Written problem
Copy every line of the data that includes the string "this".
----------------
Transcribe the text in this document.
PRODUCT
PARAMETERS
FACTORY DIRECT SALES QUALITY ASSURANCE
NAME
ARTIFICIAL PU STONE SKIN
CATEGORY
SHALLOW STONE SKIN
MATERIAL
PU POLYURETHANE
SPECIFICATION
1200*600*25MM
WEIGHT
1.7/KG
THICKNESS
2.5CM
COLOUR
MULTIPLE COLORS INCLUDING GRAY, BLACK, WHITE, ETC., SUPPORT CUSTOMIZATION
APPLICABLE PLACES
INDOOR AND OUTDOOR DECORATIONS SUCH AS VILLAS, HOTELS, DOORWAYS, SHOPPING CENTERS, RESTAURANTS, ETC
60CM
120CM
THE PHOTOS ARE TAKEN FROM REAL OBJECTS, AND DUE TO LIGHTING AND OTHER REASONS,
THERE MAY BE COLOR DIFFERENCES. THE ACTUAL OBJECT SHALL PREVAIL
----------------
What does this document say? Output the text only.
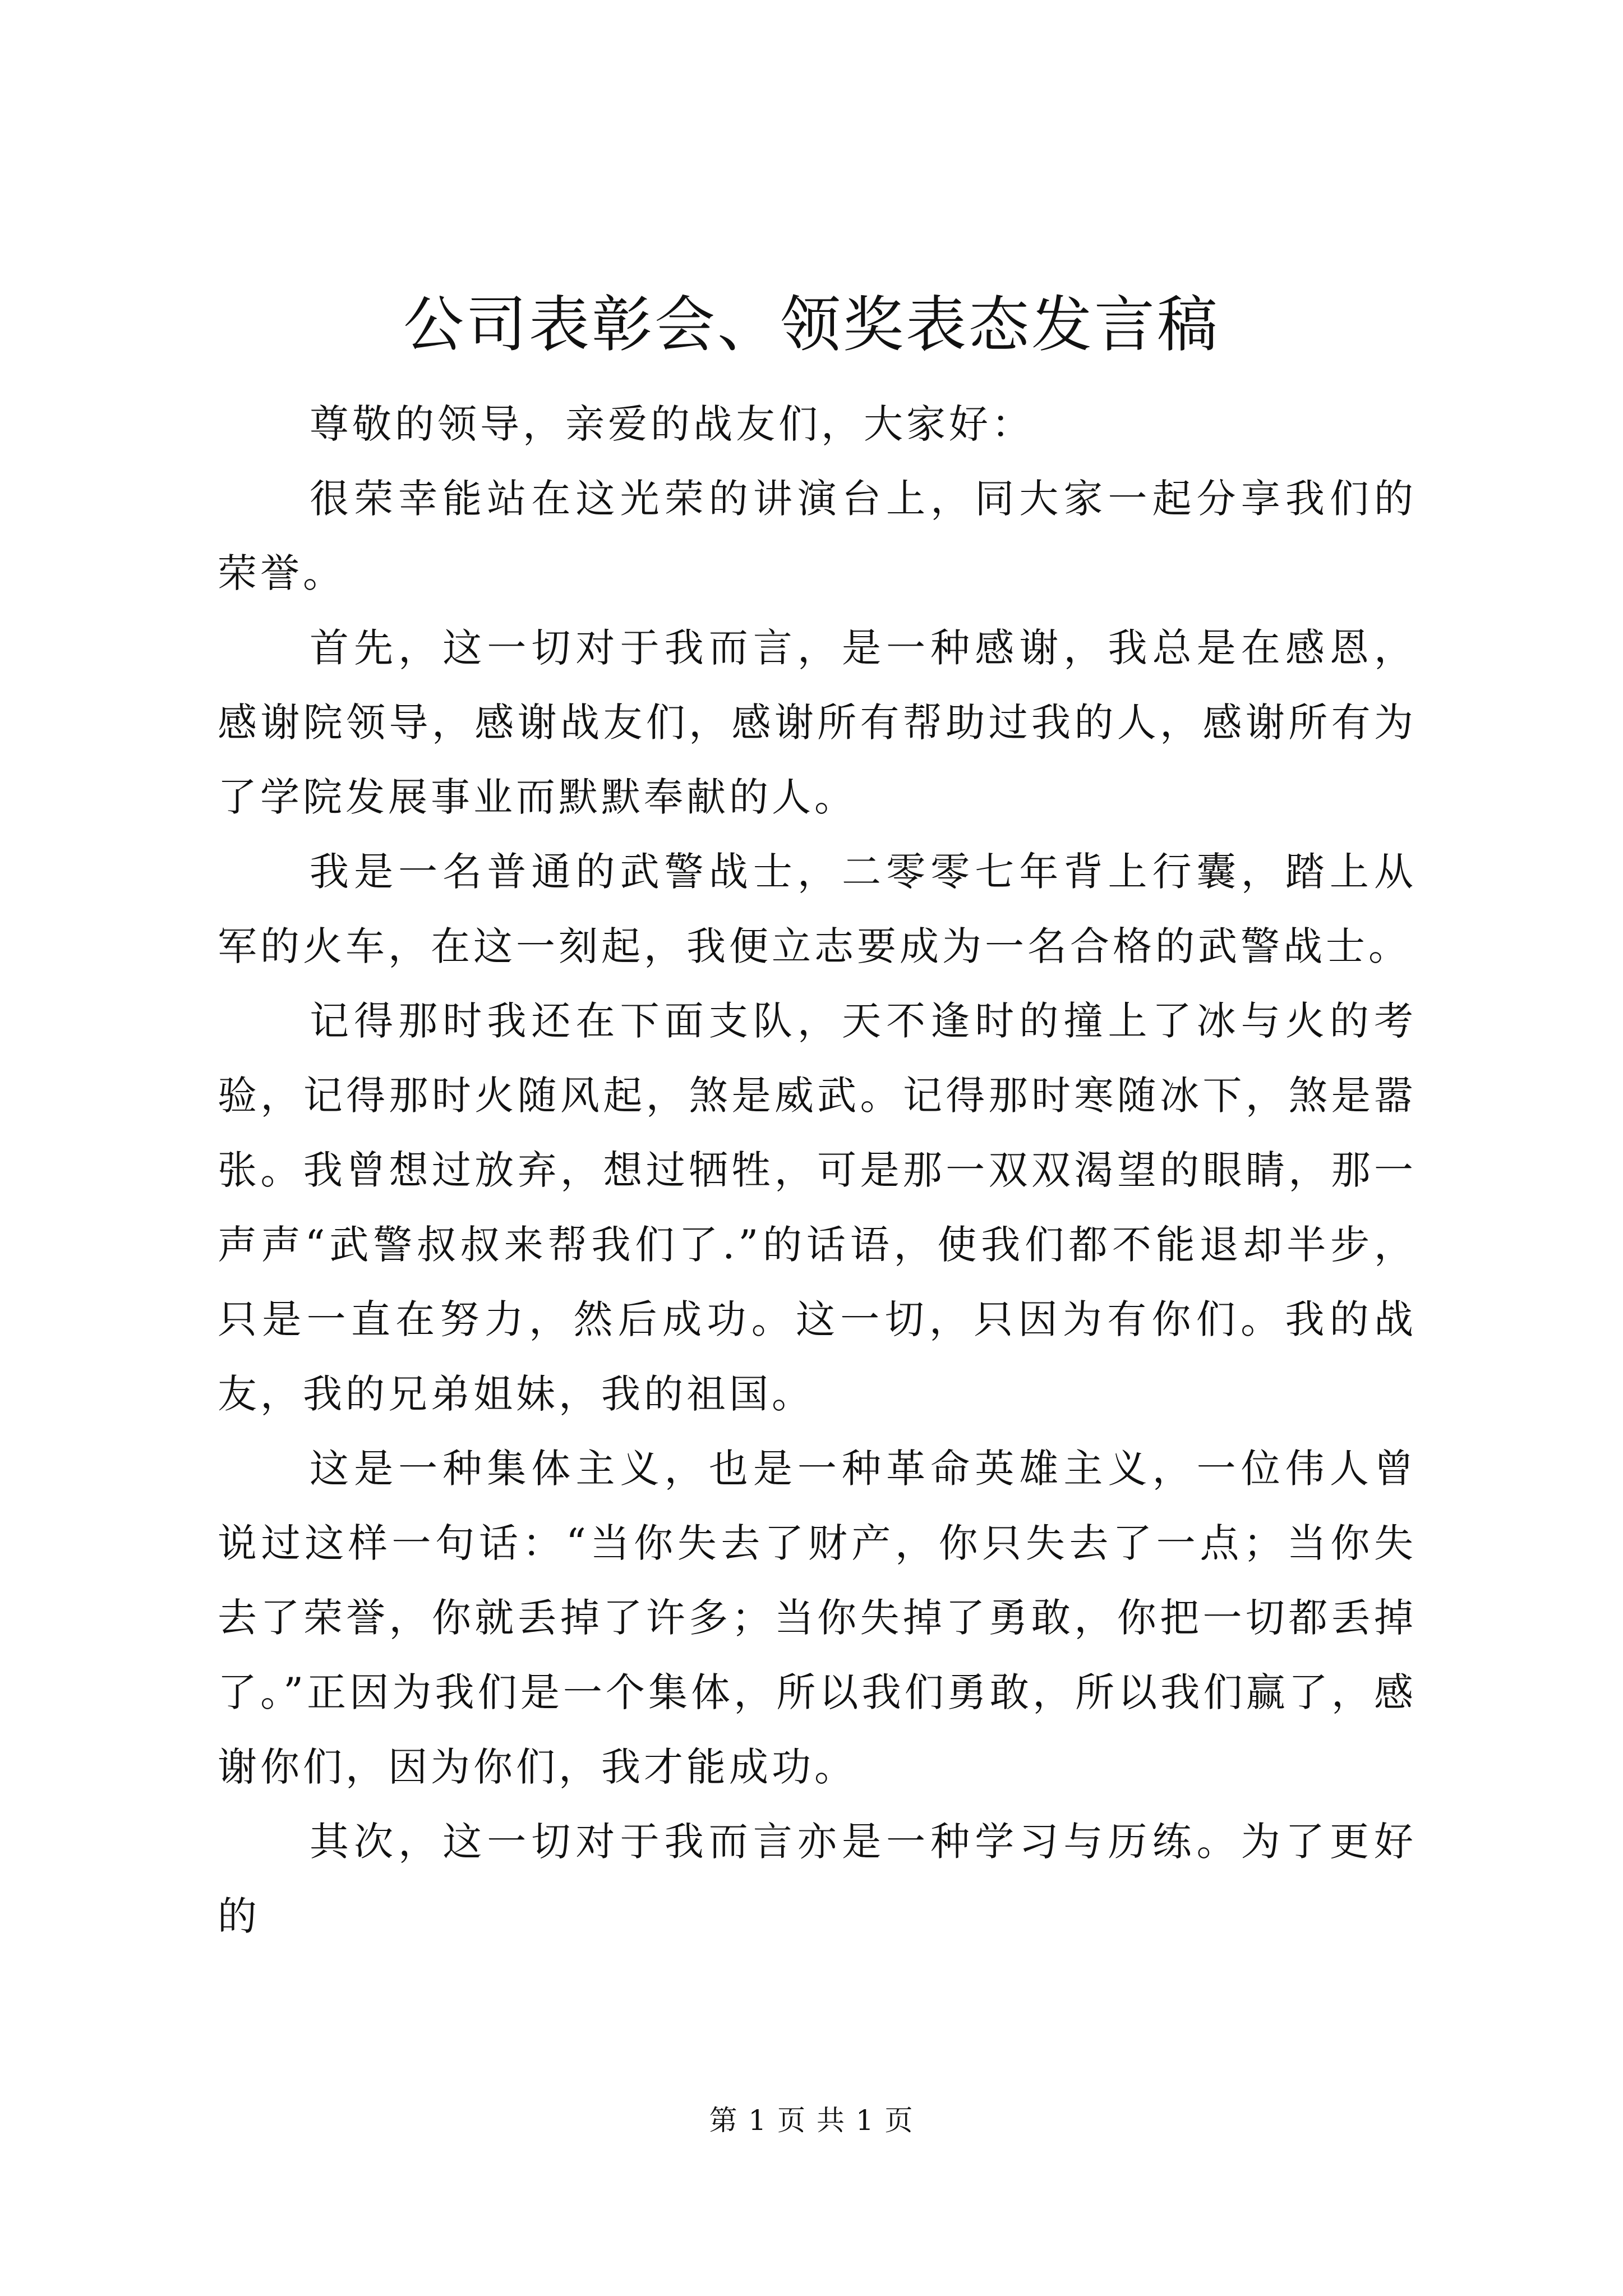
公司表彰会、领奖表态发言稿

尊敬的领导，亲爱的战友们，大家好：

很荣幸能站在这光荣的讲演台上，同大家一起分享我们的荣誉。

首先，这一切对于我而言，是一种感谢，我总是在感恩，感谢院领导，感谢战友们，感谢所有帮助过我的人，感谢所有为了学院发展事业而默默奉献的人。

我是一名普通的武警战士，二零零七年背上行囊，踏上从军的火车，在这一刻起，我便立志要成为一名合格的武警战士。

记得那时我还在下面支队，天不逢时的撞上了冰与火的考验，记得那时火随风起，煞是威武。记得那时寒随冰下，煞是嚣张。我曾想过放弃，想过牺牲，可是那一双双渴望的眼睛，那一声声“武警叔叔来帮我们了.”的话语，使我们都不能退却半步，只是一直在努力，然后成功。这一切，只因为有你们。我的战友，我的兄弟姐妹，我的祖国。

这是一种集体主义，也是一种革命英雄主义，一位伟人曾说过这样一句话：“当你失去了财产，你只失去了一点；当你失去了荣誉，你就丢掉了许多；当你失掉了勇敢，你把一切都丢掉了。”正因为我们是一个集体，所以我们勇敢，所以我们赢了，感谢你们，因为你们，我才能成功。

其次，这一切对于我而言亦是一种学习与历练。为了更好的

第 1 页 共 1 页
----------------
Solution below
Transcribe the text in this document.
What does this document say? Output the text only.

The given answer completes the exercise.